■ Tâche demandée: Recopiez à l'identique le passage du texte sur la philosophie en entreprise qui s'ouvre sur les mots contenant « Pourtant le but » et se clôt sur « les plus intéressants. ».

■ Extrait:
..........

Philosopher en entreprise

Mes amis Claire Courroyer et Pierre Ferrère créateurs de Philocoaching m'ont demandé d'ouvrir leur conférence expériencielle hier. Voici les quelques idées que j'ai voulu partager avec l'assistance pour introduire ce moment passionnant :

Le rapport Senard/Notat a introduit un vif débat sur la raison d’être de l’entreprise : quel sens, quel pourquoi ? Il a aussi montré la ringardise du MEDEF peinant à s'inscrire dans le monde nouveau.

Mais finalement posons nous aussi cette question plus personnelle: "quelle est aussi ma propre raison d’être ? "

J’ai connu Pierre et Claire dans deux vies différentes, Pierre chez PPR dont j’étais DRH du Groupe et Claire dans le monde du conseil quelques années plus tard.

Il y a peu de temps, ils me demandent de parler de philosophie et veulent m’interviewer.

Quoi dire ? Perplexité ! Les questions de Claire ont ouvert la réflexion.

Au cours de mes accompagnements, je constate souvent que le dirigeant se définit essentiellement par ce qu’il fait et plus rarement par "QUI il est".

Cette question du "QUI je suis" est bien sûr dérangeante, la réponse n’est pas évidente, il faut s’arrêter, se poser, venir et revenir dans ce processus intime sans avoir d'ailleurs de réponse définitive.

De nouveaux espaces vont s’ouvrir, d’autres vont se fermer pour tenter d'être au clair avec ses fondamentaux, ses essentiels, ses intouchables…

Chercher la question, l’accepter c’est déjà faire un pas de philosophe, c’est oser déranger son confort personnel, ses habitudes et l’habitude c’est ce que l’on a cessé de voir…

Questionner et se questionner c’est aussi éclairer ses émotions, vous savez celles qui ont du mal à entrer dans les entreprises... dont on parle peu...

Les émotions ne se gèrent pas, ne se maitrisent pas, elles se reconnaissent et se nomment pour vivre avec, elles nous accompagnent, nous éclairent.

Nous savons bien que pour agir nous réfléchissons beaucoup, c’est indispensable et nécessaire mais finalement pas suffisant.

Réfléchir nous maintient dans le temps court, dans l’urgence et l’immédiateté pour trouver LA solution.

Pourtant le but n’est pas le chemin et réfléchir n’est pas penser.

Penser nous amène sur le temps long, l’incertain, le silence, le vide, le rêve, nous fait prendre des chemins de traverse et ceux-là sont souvent les plus intéressants.

Penser c’est vagabonder parfois sans but, questionner et se questionner, s’ouvrir au monde et surtout à son monde intérieur.

Ce temps est si rare, on se précipite, on va vite, on court d’un sujet à l’autre, d’une réponse à l’autre…

Il m’arrive d’emmener parfois un dirigeant à une exposition, juste pour s’arrêter, voir, ressentir, laisser venir la pensée.

..........

■ Données fournies:
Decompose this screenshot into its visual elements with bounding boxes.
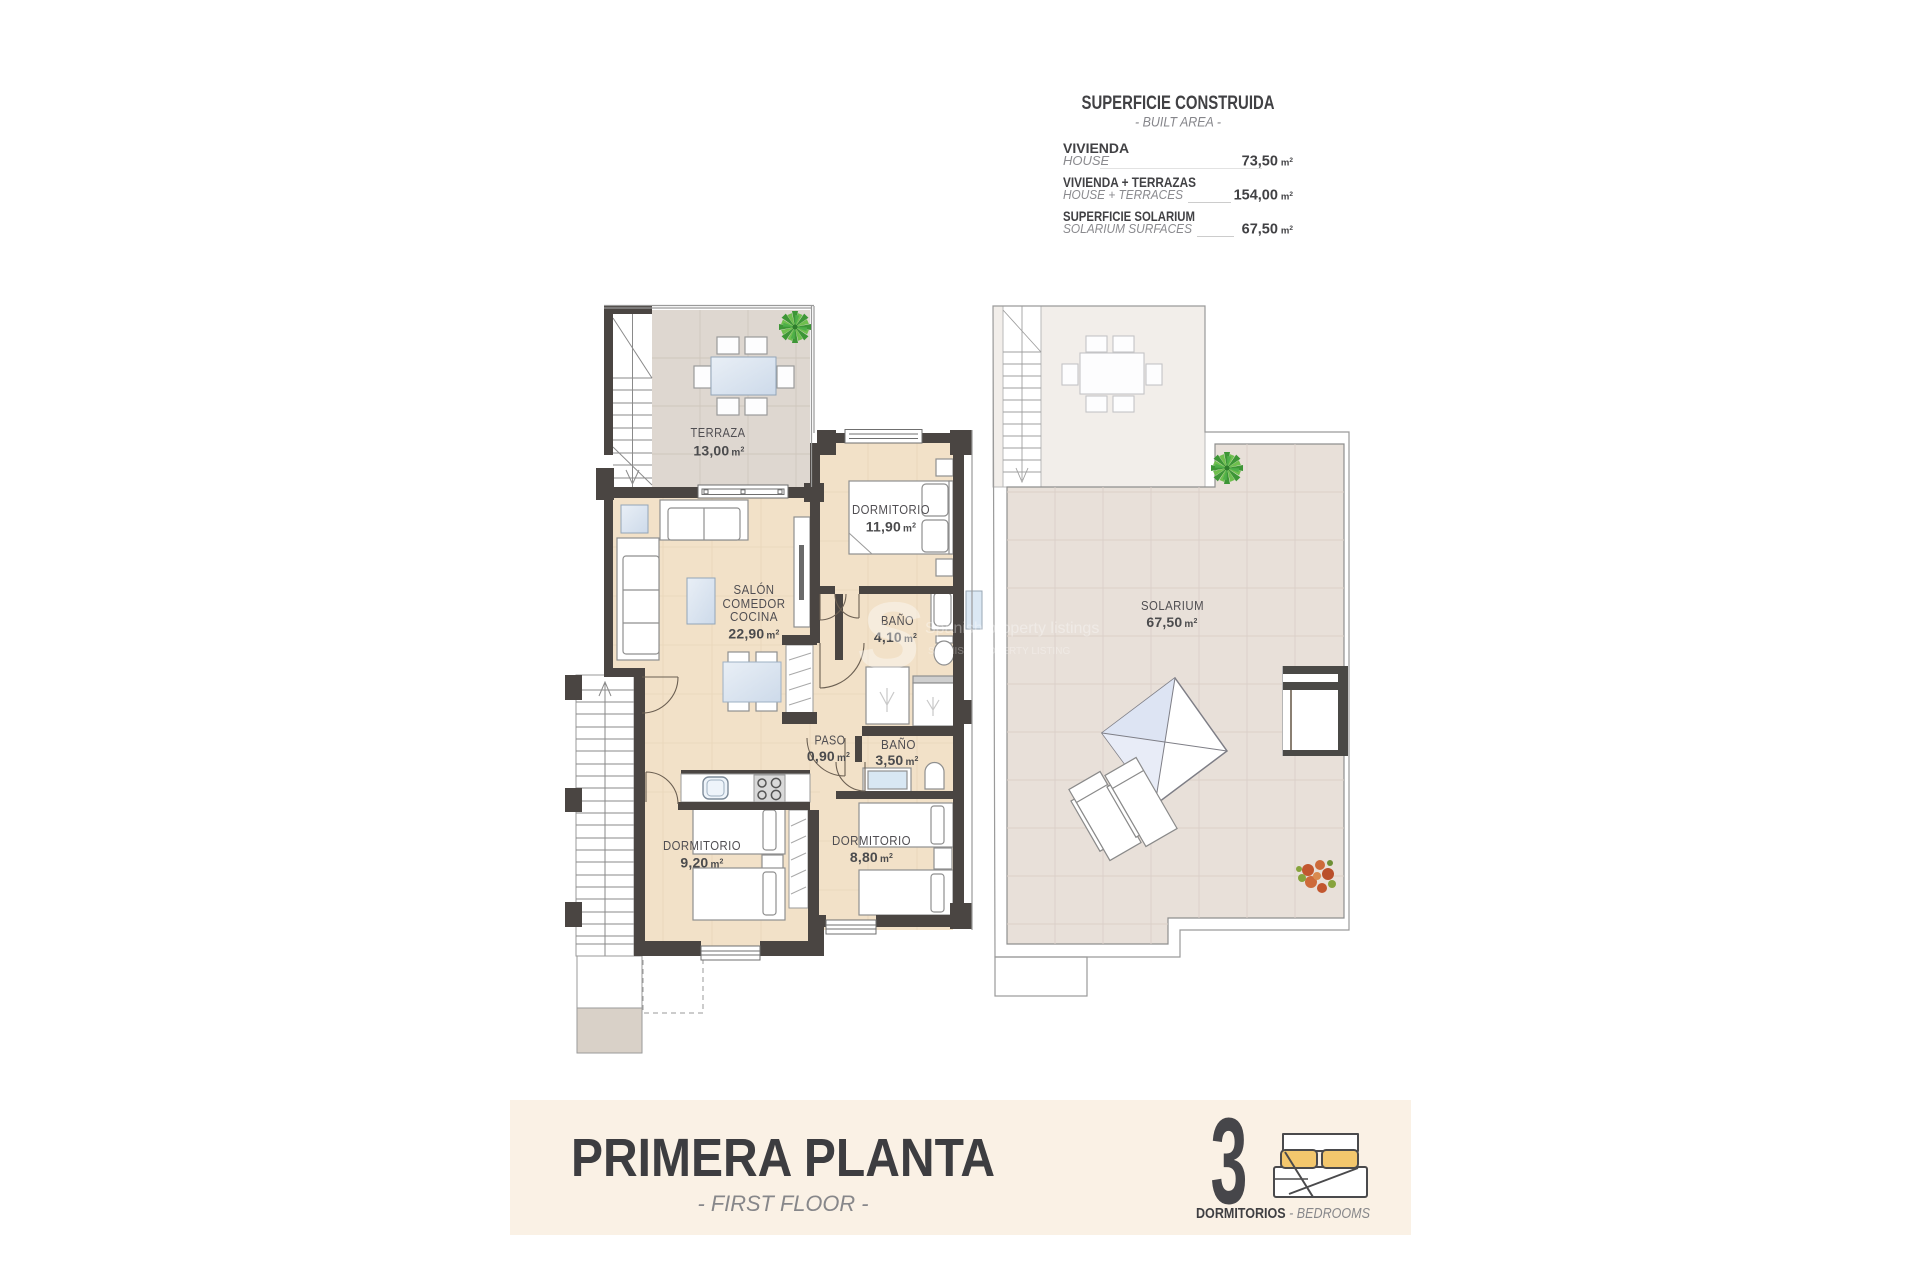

..........

■ Solution rédigée:
Pourtant le but n’est pas le chemin et réfléchir n’est pas penser.

Penser nous amène sur le temps long, l’incertain, le silence, le vide, le rêve, nous fait prendre des chemins de traverse et ceux-là sont souvent les plus intéressants.